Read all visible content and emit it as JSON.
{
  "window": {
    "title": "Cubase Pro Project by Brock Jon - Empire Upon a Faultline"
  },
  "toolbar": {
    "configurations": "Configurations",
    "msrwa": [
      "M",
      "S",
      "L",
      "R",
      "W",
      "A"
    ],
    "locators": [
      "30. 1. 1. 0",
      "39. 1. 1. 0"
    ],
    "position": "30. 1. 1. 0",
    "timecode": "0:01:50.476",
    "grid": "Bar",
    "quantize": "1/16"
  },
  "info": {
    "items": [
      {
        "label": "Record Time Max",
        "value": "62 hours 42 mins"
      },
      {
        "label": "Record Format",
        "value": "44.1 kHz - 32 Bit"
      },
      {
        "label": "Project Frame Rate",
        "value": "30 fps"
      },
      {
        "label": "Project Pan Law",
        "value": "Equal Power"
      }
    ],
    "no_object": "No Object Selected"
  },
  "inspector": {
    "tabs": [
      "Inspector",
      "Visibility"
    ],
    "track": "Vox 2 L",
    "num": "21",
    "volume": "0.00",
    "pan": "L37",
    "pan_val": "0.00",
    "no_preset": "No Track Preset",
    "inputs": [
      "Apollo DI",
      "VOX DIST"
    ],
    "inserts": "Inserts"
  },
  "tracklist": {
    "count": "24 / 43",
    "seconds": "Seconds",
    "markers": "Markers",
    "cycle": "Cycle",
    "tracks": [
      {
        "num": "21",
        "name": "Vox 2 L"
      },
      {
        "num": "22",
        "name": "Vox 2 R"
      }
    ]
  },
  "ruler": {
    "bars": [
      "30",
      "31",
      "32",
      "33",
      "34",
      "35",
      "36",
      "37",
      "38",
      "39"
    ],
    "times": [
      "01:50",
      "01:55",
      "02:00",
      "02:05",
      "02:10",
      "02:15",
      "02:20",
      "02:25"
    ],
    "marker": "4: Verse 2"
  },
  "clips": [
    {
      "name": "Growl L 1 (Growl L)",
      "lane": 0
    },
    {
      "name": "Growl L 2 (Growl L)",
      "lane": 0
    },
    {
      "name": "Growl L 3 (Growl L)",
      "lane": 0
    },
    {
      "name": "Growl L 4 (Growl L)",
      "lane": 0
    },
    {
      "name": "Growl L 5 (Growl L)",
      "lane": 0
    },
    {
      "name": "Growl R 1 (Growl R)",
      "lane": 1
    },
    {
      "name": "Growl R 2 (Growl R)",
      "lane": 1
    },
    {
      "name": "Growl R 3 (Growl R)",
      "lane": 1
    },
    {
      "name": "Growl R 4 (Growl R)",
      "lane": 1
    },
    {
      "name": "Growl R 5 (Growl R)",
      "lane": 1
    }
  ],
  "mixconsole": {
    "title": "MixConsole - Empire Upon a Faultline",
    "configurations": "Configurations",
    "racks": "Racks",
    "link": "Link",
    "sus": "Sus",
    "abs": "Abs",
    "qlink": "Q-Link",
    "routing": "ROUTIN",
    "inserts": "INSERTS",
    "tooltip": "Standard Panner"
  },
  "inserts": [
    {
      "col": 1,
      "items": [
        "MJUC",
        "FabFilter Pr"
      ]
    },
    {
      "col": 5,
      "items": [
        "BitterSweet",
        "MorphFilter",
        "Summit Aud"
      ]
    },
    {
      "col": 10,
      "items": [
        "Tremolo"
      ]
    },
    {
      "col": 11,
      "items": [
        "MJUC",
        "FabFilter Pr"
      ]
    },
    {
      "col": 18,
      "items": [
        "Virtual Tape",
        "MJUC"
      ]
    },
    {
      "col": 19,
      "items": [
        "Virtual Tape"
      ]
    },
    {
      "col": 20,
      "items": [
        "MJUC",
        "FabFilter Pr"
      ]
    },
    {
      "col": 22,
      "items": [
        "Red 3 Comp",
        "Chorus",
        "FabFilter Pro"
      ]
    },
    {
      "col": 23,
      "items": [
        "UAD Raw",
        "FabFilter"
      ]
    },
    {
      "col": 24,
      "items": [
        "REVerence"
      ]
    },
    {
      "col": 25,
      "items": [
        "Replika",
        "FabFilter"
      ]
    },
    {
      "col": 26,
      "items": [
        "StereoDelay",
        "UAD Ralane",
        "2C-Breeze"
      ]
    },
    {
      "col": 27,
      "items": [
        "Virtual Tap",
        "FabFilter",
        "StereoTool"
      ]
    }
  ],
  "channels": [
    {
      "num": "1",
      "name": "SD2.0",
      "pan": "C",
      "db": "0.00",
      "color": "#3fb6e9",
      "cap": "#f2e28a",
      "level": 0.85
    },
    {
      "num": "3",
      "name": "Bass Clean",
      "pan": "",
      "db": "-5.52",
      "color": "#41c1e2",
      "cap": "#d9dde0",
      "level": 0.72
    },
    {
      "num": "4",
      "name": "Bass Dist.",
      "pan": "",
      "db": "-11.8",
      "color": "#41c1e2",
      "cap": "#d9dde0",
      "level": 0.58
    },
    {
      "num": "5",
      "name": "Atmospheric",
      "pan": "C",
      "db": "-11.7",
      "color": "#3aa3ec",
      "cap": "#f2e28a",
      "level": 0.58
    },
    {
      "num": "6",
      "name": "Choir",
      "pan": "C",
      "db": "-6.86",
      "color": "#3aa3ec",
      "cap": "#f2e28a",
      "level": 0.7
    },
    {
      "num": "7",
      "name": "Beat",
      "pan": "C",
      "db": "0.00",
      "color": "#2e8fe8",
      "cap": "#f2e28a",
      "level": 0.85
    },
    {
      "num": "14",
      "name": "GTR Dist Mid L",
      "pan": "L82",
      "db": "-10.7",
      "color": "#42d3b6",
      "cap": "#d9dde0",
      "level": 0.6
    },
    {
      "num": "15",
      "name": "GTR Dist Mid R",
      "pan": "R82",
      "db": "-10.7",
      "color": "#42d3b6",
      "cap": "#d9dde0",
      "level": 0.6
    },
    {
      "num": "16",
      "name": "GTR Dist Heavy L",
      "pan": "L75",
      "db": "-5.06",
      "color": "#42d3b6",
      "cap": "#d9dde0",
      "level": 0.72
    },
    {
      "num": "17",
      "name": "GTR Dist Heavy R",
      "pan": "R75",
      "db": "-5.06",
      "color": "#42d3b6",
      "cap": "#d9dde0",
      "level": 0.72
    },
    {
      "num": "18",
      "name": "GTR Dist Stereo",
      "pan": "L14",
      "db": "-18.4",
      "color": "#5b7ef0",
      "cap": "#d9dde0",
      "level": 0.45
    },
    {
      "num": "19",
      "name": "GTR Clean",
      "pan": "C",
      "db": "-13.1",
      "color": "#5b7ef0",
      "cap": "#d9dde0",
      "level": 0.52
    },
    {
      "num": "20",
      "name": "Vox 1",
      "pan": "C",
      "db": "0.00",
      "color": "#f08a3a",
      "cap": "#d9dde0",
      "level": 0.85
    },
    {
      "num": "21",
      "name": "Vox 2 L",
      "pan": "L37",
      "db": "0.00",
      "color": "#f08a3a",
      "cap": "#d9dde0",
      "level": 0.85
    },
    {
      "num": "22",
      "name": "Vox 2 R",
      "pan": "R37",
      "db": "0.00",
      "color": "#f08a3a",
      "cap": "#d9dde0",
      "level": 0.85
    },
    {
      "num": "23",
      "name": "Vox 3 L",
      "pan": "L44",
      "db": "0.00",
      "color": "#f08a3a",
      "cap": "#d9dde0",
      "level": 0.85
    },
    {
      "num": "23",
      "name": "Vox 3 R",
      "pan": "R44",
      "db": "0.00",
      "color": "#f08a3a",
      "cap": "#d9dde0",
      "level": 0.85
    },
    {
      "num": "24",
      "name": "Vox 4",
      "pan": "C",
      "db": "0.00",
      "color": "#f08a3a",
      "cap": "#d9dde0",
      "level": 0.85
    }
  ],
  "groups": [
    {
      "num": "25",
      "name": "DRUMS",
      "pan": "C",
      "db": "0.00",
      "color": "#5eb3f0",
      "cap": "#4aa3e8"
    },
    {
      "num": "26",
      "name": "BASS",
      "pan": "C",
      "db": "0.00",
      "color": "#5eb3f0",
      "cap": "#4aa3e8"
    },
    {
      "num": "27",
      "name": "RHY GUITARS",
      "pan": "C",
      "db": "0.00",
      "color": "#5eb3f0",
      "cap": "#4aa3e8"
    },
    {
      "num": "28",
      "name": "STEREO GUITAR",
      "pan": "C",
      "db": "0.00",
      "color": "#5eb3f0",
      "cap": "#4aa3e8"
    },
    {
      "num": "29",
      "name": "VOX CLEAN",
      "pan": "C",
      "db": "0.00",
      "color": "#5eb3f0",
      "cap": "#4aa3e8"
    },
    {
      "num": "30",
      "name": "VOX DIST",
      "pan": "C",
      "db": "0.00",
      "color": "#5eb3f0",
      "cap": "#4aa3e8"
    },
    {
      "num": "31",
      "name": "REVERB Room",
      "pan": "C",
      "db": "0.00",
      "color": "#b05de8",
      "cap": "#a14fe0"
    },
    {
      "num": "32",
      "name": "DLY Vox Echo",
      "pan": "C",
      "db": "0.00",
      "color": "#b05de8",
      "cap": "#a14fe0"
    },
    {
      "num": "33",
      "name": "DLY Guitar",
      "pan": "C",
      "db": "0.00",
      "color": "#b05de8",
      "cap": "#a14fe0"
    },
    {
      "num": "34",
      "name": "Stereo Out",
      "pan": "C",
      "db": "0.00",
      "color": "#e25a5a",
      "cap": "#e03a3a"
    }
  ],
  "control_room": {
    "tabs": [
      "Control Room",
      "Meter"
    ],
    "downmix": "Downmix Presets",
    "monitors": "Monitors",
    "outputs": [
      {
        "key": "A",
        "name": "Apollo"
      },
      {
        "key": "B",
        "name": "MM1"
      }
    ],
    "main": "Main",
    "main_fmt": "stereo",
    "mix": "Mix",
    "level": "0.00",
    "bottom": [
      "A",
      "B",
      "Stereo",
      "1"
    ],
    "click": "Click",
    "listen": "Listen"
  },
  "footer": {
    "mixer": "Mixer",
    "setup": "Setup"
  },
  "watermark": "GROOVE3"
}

* * *

Check each line of the records for the word "Heavy" and extract those that contain it.

      "name": "GTR Dist Heavy L",
      "name": "GTR Dist Heavy R",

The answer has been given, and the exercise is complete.